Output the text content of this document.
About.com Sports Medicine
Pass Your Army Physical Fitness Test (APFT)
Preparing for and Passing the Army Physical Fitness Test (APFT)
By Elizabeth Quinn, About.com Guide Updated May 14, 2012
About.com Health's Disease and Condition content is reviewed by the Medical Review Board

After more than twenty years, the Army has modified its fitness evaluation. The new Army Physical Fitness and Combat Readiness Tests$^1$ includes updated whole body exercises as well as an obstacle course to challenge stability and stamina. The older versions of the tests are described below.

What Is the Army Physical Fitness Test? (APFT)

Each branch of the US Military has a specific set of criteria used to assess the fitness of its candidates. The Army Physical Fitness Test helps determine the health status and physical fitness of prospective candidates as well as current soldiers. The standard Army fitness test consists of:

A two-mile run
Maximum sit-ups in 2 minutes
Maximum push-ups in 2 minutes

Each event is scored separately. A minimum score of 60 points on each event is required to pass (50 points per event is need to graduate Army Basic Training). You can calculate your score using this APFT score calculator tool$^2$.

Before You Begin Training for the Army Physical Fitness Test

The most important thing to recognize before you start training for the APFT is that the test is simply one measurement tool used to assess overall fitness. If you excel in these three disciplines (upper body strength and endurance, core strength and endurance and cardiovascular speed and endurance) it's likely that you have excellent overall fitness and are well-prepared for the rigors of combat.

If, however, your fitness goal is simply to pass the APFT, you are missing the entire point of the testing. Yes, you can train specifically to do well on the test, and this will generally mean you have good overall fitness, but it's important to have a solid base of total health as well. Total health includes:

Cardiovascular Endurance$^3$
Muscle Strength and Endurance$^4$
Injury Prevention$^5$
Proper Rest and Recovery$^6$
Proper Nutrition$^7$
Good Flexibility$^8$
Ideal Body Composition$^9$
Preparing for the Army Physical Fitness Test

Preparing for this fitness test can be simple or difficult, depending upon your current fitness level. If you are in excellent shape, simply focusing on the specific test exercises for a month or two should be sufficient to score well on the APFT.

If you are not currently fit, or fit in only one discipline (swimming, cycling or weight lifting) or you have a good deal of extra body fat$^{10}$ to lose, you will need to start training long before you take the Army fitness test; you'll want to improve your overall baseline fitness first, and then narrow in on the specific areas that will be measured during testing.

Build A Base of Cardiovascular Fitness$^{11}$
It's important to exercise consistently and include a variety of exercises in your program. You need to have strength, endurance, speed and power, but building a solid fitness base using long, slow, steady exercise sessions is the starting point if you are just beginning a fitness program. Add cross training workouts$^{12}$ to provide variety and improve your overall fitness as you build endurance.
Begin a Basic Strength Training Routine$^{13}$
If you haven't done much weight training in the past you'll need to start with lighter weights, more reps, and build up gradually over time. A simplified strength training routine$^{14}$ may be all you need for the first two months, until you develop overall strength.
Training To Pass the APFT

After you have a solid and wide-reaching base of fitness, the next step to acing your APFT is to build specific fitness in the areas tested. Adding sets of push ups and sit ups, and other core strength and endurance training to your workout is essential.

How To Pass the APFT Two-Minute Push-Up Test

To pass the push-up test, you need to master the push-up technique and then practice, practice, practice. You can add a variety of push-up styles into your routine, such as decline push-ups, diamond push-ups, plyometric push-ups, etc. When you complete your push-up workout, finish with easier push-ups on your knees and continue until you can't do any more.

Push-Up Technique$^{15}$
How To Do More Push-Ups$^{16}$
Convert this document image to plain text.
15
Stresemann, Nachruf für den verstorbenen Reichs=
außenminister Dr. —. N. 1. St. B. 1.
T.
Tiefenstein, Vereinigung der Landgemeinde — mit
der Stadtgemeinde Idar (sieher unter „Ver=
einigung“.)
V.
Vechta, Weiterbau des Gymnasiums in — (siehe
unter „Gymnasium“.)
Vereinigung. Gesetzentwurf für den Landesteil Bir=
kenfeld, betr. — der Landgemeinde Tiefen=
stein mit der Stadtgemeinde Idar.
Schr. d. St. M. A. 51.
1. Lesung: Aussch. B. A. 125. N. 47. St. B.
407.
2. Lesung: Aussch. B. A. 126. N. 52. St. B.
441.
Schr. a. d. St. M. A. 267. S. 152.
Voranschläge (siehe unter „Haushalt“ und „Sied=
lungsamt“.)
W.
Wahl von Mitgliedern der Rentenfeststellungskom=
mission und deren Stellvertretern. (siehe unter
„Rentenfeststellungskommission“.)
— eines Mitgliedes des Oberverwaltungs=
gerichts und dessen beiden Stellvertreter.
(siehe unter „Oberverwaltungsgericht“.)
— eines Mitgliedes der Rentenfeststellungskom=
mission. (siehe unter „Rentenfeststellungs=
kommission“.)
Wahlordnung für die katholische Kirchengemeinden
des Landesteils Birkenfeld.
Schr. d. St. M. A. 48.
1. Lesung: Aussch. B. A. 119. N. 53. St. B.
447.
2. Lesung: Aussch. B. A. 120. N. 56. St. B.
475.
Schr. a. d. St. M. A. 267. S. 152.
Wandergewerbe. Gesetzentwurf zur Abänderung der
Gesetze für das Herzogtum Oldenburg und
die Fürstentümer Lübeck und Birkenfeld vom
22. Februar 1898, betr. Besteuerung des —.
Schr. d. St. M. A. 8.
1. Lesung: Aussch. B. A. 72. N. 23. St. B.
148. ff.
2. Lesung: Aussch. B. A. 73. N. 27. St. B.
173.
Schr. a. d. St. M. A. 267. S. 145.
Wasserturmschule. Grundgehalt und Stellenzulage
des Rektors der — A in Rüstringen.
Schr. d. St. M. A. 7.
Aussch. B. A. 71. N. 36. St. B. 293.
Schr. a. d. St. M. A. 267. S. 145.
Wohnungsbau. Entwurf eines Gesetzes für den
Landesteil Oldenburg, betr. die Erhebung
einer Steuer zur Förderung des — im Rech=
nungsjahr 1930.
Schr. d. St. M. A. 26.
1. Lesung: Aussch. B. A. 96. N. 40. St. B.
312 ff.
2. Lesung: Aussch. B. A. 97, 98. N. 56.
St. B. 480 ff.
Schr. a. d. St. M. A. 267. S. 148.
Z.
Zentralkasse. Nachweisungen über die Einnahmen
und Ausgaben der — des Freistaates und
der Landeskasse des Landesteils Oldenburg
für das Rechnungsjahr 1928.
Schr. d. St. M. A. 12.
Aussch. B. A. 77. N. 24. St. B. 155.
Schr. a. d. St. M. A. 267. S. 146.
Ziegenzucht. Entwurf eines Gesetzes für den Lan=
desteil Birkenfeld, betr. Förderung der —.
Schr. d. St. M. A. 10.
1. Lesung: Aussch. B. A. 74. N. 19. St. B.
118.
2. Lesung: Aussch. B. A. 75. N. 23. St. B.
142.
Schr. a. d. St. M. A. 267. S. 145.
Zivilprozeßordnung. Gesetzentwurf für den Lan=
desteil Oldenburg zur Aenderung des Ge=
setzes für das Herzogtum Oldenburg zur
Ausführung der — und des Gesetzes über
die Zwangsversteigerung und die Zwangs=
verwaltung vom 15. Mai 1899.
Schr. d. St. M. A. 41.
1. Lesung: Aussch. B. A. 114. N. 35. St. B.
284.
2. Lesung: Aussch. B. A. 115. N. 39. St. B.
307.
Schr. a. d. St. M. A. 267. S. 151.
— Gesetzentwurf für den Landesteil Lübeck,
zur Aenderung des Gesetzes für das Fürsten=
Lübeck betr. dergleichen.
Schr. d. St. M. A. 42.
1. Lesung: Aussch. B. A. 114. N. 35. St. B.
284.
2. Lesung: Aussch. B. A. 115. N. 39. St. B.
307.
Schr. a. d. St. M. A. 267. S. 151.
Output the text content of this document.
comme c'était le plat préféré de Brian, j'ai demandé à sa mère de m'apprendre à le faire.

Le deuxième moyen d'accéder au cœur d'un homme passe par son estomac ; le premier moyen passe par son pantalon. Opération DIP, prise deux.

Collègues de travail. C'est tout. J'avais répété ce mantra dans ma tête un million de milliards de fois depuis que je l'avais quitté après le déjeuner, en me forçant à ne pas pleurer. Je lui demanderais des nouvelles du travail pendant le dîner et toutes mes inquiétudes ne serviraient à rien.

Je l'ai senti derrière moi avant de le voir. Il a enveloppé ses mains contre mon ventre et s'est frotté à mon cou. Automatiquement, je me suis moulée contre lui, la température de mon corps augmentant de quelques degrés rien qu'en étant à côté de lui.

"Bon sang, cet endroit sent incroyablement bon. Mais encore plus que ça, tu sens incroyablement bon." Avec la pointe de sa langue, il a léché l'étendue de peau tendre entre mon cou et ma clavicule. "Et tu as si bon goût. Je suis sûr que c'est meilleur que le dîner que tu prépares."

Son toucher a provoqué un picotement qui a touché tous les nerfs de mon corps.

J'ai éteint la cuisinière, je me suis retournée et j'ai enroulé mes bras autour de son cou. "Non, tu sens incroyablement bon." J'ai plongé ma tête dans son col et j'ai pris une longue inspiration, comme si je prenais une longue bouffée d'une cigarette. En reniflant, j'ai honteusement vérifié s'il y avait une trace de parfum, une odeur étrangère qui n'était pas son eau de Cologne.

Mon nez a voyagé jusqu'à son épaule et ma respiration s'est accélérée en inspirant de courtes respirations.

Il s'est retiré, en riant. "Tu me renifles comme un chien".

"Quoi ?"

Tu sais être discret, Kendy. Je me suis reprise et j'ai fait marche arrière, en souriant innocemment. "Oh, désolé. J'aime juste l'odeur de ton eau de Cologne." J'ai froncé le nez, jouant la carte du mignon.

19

**Task to carry out**
Collect, from the material above, every line containing the word "Landesteils".

**Complete output**
des Landesteils Birkenfeld.
der Landeskasse des Landesteils Oldenburg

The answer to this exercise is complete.